--- Start of DATA PROVIDED ---

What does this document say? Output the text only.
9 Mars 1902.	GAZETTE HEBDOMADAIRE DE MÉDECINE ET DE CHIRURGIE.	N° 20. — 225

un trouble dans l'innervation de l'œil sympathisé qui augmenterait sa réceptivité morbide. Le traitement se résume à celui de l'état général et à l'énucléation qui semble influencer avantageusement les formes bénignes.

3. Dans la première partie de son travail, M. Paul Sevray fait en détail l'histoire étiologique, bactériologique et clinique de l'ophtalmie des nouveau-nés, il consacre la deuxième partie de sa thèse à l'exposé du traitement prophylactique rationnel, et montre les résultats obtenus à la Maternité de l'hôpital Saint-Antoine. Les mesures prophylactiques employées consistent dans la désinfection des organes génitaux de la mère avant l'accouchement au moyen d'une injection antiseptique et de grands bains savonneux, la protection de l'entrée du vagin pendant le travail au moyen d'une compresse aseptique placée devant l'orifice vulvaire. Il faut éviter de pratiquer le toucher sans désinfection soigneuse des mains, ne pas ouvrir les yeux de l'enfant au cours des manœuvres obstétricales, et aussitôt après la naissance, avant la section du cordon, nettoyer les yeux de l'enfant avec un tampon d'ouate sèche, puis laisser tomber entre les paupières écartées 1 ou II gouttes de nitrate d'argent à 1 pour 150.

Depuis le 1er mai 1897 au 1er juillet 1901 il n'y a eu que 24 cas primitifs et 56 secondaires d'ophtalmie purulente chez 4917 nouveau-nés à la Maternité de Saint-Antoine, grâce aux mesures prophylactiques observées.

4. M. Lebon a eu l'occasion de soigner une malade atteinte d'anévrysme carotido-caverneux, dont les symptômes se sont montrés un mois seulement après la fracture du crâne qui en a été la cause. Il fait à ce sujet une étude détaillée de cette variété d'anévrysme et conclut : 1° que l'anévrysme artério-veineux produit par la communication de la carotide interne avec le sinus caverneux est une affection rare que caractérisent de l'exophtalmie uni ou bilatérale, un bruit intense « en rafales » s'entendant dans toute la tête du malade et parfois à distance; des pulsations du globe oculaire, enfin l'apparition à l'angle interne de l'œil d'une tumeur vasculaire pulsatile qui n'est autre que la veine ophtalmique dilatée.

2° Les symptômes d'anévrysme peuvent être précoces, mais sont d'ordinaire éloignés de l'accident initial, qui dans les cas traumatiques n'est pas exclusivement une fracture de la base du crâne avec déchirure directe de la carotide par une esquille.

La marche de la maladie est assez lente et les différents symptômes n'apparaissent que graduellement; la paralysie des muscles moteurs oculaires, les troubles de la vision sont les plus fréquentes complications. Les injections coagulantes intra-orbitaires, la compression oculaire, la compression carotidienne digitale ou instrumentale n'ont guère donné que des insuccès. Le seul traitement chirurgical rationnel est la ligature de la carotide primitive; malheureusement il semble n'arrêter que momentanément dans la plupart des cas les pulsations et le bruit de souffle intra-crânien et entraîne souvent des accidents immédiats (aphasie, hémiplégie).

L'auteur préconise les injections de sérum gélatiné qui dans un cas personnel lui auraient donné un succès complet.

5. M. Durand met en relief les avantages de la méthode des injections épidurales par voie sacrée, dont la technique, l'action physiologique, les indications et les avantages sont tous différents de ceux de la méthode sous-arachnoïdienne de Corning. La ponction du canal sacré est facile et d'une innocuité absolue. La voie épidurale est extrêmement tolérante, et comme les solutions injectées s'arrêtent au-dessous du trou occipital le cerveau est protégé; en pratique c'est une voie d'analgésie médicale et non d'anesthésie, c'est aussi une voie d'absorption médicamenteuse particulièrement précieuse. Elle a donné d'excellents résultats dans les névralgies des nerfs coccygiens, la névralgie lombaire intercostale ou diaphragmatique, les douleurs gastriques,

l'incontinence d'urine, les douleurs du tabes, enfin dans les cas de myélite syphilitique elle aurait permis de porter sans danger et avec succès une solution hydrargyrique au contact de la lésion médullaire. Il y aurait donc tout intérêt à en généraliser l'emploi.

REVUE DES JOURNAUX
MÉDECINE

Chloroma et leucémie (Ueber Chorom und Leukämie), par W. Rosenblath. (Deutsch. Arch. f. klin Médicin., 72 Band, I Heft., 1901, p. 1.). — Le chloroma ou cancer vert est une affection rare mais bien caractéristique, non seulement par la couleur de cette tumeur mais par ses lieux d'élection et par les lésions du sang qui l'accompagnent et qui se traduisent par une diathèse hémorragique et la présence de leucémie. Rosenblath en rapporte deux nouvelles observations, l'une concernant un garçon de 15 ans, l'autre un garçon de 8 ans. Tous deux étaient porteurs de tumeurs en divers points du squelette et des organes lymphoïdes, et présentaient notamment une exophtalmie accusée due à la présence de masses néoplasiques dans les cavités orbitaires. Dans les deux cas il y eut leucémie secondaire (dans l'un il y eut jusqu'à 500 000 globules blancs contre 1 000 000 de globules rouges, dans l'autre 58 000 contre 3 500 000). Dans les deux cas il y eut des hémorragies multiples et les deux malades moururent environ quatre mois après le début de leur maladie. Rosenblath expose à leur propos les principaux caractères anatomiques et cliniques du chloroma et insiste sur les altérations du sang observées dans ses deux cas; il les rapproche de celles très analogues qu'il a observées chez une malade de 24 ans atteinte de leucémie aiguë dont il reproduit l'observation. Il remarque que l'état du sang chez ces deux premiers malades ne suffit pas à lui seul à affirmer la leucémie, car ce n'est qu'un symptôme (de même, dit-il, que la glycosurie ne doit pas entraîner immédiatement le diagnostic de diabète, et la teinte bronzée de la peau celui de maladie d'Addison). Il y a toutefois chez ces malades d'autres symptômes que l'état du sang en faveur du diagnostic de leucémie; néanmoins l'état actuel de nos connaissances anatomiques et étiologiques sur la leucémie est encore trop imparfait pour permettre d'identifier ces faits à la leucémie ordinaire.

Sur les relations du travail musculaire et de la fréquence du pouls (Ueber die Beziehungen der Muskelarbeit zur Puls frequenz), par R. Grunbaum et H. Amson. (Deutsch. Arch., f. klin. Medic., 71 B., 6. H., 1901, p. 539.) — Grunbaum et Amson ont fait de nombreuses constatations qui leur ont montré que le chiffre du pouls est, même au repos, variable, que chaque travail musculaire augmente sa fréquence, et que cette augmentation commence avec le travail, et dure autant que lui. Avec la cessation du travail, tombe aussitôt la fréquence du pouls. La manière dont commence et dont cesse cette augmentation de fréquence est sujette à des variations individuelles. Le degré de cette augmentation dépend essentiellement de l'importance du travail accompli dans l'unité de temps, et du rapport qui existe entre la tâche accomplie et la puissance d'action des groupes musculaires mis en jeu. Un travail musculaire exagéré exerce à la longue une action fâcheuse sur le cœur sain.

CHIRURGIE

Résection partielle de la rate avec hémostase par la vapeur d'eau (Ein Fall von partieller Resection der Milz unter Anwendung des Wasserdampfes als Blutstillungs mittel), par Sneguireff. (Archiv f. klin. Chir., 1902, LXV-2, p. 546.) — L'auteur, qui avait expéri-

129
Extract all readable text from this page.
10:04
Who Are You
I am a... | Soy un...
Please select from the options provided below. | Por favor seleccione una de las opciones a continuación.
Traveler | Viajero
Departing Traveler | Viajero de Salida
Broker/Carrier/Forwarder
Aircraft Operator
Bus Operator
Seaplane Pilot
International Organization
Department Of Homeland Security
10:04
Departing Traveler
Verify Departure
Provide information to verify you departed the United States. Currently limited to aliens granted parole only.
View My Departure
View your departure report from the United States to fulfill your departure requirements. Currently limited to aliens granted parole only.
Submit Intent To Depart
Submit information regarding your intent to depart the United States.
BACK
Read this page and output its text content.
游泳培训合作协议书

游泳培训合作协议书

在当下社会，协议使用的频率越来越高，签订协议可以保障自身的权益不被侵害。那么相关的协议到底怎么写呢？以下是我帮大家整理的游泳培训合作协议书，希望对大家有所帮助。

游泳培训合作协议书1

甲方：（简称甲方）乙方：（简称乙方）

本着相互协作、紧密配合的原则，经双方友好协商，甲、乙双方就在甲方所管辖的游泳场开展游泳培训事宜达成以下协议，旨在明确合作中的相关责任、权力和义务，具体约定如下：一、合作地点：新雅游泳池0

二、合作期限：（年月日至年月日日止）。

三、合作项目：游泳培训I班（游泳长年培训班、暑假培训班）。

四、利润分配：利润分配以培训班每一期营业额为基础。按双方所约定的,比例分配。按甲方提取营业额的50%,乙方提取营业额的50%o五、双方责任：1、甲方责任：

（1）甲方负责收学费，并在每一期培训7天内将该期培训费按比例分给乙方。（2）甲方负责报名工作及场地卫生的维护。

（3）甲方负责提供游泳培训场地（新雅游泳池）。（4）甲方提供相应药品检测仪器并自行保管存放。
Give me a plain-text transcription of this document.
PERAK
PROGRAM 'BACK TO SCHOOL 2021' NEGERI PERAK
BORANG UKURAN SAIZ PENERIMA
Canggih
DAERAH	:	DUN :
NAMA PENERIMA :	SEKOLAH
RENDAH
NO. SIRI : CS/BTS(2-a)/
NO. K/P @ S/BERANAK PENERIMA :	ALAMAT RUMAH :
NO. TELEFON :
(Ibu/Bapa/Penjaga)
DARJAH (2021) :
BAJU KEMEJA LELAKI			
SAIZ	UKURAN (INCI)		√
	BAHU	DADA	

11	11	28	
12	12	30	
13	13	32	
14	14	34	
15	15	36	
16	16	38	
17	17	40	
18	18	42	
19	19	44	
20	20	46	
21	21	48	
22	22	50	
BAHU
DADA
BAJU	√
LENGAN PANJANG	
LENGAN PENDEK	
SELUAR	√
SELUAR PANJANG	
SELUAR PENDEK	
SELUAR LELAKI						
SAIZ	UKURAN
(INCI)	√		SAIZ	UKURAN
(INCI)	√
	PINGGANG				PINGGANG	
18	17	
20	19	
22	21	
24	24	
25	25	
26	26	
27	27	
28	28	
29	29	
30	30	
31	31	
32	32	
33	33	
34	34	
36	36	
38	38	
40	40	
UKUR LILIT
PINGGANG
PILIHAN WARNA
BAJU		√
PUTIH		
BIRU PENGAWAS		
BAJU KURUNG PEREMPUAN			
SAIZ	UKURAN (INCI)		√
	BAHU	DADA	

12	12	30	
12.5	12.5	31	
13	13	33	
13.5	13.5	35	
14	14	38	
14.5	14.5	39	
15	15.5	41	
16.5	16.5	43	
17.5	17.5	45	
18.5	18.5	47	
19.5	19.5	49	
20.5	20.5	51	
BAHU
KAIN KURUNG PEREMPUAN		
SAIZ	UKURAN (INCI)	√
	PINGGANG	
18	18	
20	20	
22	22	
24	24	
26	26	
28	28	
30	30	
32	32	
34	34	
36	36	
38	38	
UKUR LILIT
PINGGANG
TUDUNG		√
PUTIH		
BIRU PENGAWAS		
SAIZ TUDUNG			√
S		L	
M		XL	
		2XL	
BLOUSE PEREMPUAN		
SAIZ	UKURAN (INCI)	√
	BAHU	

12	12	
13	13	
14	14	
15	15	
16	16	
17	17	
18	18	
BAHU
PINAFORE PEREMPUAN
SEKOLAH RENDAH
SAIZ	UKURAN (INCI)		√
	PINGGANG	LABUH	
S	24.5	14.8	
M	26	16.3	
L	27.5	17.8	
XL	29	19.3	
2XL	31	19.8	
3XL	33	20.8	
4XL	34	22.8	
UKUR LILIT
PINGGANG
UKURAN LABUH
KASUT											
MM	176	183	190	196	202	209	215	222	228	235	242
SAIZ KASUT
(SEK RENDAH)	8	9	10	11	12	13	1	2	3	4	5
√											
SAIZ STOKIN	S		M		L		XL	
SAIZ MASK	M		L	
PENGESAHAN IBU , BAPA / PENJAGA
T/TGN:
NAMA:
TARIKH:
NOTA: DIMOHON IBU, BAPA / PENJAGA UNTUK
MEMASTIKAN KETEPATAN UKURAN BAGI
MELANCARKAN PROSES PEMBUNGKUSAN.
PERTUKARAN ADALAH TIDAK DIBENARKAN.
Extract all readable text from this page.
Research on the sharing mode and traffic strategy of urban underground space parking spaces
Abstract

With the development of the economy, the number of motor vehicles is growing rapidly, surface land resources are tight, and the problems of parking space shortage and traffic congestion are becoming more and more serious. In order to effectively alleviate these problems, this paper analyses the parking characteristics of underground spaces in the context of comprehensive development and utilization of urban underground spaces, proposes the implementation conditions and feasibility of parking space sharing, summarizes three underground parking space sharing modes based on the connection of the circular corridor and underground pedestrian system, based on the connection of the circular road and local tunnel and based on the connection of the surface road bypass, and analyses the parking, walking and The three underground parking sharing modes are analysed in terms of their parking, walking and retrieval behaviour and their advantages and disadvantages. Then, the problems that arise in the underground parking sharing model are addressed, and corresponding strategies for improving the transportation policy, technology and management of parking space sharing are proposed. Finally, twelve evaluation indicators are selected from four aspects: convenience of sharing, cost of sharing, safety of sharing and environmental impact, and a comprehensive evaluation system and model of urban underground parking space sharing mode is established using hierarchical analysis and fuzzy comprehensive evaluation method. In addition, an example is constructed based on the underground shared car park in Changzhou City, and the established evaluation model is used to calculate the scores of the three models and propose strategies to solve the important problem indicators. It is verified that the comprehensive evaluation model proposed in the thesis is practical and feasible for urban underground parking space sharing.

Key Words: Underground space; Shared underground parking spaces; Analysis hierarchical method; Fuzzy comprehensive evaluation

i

--- End of DATA PROVIDED ---

AIM: Tally the lines of the records holding the word "document", then state only the tally.

RESULT FOR THIS TASK: 2